── DATA TO USE ──
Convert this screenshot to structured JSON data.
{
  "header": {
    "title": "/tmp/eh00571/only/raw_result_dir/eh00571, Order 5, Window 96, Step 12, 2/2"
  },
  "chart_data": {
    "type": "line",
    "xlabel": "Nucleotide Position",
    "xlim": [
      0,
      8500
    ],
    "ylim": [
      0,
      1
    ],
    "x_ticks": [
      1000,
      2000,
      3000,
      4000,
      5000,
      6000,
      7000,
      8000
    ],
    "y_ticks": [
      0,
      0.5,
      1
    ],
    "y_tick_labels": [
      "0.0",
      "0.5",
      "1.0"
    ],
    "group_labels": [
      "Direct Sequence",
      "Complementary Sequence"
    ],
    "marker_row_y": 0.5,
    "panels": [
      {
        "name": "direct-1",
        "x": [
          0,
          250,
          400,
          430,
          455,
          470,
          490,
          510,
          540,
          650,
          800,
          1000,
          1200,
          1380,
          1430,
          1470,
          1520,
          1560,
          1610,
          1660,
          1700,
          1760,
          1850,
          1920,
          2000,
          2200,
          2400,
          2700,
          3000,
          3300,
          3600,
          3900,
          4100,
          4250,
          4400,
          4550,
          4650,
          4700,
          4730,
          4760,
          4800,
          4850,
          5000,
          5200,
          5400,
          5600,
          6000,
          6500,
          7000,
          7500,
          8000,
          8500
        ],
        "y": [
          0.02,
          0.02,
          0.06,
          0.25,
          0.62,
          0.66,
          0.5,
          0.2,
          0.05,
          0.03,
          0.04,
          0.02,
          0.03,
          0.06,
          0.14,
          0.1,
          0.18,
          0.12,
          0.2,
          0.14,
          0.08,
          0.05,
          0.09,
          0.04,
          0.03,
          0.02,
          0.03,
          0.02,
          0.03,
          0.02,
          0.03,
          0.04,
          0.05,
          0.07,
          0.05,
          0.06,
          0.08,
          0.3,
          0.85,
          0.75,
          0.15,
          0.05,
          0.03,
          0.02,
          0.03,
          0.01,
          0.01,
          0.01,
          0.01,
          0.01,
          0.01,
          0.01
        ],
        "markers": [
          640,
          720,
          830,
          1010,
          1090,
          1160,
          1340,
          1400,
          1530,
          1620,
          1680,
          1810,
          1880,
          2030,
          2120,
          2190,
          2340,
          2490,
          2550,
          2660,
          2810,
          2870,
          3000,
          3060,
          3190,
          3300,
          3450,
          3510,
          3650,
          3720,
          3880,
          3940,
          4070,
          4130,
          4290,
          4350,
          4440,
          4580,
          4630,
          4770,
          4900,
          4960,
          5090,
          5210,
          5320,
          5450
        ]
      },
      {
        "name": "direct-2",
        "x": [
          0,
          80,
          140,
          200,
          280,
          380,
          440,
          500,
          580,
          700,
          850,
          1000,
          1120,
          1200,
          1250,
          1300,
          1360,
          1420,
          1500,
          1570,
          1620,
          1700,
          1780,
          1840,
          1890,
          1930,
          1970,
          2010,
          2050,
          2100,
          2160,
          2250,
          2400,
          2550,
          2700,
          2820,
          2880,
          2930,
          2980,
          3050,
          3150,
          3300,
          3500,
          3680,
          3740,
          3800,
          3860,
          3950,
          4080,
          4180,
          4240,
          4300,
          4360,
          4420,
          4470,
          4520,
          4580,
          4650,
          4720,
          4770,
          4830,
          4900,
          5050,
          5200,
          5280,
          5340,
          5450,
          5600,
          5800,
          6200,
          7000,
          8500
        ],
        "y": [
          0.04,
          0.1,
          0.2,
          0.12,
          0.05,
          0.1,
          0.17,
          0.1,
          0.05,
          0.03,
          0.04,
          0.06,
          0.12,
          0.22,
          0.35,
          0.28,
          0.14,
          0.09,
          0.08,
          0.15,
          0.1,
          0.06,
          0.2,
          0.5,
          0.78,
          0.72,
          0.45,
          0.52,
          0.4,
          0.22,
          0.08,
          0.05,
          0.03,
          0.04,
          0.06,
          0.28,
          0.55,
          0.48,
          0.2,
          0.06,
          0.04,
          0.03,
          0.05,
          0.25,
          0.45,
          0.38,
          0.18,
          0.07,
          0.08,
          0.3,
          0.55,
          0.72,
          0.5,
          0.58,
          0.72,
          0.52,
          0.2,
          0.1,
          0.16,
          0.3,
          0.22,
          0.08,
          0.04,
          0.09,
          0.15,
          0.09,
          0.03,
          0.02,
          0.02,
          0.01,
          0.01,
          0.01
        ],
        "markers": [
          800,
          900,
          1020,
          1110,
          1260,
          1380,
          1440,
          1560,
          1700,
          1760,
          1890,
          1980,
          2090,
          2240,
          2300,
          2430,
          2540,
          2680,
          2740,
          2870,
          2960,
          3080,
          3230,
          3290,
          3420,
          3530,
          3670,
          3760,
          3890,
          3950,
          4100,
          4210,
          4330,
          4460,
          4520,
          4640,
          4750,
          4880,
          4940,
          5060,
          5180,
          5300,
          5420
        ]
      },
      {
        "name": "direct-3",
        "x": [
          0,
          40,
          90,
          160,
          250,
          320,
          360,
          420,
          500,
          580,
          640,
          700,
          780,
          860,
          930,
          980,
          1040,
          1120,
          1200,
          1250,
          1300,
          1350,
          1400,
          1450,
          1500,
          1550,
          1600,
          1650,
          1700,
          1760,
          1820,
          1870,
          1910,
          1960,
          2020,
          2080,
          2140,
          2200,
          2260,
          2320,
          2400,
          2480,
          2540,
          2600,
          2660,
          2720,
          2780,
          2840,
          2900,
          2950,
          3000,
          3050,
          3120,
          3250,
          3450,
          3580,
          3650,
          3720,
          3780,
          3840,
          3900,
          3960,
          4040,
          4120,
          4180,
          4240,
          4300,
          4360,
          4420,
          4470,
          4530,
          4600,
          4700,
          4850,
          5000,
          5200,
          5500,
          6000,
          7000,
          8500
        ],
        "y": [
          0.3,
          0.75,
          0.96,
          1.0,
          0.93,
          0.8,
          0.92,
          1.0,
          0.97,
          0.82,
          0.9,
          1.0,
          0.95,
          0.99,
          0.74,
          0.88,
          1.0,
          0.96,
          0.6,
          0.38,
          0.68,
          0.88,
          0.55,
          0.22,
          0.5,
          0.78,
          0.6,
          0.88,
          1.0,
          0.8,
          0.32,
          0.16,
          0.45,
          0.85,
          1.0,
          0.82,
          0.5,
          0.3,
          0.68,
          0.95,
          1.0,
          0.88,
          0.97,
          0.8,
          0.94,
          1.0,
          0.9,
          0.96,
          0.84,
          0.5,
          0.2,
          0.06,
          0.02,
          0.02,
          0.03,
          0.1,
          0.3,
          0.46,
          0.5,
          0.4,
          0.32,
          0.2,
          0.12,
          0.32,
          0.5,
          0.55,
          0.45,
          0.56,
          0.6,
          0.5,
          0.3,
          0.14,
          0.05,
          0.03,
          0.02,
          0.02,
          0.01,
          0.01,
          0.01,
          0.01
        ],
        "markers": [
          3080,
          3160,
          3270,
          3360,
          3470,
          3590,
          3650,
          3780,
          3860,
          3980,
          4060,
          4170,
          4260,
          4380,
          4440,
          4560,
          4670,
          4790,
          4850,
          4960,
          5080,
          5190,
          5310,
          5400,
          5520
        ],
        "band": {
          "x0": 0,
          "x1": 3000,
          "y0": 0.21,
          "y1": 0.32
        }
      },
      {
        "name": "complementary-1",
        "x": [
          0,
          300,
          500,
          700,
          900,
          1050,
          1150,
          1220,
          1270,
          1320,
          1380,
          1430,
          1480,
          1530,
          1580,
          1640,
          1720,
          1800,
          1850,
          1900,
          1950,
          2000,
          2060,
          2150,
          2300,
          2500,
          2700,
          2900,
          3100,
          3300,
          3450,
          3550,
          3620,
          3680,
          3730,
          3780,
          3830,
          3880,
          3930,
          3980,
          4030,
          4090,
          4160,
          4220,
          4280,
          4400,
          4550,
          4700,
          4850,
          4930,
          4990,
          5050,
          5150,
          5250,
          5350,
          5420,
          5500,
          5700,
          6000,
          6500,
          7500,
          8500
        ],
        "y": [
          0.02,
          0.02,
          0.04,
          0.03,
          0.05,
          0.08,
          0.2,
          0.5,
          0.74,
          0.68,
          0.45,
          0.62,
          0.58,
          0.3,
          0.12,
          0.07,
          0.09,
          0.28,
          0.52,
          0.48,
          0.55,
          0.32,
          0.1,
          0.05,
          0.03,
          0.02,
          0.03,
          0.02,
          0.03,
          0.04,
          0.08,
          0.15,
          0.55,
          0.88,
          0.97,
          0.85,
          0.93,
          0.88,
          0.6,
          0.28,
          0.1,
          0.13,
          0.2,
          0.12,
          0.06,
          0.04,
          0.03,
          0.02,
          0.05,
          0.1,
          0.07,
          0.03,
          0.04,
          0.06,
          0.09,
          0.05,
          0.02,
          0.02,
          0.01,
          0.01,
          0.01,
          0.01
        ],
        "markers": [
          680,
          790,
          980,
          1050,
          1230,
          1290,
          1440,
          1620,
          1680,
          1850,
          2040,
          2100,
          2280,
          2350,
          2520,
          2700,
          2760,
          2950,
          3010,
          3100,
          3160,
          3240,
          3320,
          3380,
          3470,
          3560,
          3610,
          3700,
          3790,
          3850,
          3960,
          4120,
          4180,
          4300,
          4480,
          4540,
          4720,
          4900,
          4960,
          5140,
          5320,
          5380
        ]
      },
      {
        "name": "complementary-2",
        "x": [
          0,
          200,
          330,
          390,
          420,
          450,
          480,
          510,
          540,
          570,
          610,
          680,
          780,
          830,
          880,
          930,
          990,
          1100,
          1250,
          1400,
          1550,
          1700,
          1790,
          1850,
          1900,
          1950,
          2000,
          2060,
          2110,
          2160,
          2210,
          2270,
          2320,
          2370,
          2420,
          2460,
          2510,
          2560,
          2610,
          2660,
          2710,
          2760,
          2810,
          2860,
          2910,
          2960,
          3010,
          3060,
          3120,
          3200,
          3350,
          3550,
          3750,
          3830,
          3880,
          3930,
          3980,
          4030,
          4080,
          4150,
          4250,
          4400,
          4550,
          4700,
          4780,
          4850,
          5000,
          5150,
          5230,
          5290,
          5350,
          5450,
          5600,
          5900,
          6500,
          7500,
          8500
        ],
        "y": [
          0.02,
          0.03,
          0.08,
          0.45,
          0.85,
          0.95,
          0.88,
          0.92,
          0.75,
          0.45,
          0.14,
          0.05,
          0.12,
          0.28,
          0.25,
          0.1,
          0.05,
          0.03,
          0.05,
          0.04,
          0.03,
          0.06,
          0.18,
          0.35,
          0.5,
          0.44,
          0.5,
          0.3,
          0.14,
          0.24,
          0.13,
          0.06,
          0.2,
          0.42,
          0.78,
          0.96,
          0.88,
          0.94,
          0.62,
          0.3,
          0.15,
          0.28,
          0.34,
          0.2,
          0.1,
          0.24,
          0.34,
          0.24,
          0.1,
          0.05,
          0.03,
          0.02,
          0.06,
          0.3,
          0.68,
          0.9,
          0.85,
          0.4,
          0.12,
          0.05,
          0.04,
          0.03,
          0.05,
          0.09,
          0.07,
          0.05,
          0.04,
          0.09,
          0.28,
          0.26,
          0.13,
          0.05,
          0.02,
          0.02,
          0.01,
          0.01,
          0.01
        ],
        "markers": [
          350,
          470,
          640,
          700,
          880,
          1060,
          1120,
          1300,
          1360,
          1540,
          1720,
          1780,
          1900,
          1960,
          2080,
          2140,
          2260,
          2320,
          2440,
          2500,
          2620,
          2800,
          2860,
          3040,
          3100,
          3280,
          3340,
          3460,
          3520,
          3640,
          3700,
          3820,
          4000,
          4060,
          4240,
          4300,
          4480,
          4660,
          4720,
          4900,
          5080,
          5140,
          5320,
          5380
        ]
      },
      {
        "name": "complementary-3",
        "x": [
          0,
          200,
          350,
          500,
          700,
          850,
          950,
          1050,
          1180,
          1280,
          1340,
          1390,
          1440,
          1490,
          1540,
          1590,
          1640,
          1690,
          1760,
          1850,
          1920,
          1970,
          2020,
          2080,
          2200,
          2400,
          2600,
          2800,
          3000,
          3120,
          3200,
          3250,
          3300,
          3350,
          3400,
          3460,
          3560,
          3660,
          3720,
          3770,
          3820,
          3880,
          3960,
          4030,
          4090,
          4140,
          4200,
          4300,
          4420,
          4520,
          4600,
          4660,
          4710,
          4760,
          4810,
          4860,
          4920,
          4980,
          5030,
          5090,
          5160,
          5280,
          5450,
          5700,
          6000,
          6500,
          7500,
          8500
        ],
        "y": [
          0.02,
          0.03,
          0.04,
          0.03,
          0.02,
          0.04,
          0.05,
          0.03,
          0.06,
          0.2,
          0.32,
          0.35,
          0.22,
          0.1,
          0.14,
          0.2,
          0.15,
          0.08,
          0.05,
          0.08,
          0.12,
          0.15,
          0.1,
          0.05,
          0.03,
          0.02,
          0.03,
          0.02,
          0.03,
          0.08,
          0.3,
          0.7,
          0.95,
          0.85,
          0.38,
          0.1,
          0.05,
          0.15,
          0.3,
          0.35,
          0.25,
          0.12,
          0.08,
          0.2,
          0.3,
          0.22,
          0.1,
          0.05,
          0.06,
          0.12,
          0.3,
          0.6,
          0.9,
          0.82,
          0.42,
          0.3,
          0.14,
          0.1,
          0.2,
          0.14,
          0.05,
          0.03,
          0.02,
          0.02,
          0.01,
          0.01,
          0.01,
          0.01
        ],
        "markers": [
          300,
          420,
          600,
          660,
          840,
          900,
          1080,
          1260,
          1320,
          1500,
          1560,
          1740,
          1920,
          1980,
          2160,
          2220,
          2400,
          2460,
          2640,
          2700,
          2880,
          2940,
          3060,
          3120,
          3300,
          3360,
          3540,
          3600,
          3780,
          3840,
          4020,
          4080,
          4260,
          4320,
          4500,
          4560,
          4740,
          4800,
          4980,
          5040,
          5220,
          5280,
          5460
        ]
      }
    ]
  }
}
───
■ STATED PROBLEM
Report every line containing the word "name" from the listing above.

■ SOLUTION
        "name": "direct-1",
        "name": "direct-2",
        "name": "direct-3",
        "name": "complementary-1",
        "name": "complementary-2",
        "name": "complementary-3",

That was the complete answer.